- **Provided information**
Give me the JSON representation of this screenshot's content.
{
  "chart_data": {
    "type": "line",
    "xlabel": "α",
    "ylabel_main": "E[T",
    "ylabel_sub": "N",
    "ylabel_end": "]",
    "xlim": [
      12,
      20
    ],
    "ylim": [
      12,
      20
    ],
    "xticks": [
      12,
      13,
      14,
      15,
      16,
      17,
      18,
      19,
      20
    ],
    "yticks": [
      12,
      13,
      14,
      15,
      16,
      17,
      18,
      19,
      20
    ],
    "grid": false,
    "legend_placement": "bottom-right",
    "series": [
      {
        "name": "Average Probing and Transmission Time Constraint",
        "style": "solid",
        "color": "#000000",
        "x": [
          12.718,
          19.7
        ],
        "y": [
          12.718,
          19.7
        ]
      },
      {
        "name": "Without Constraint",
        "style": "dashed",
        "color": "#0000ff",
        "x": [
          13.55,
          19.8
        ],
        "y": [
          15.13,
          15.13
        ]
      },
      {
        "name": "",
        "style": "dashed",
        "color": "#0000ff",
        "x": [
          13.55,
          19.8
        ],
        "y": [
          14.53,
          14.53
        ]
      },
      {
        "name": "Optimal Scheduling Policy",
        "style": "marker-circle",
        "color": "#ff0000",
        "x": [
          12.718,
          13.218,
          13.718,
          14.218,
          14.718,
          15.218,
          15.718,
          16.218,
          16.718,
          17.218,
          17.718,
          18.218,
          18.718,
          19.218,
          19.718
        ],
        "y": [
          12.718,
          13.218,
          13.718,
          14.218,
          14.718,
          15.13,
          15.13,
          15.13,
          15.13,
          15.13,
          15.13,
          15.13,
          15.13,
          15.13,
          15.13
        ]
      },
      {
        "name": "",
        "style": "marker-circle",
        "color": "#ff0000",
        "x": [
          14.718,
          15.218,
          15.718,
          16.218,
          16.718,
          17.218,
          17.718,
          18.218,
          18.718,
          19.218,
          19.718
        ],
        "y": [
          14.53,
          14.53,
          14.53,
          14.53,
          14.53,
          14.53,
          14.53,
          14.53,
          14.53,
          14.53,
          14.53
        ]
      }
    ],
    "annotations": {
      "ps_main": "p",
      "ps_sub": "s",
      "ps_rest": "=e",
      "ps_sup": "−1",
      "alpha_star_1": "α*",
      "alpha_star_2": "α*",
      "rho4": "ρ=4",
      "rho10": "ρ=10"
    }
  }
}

- **To do**
Your task is to collect every line above that contains the word "Constraint".

- **In response**
        "name": "Average Probing and Transmission Time Constraint",
        "name": "Without Constraint",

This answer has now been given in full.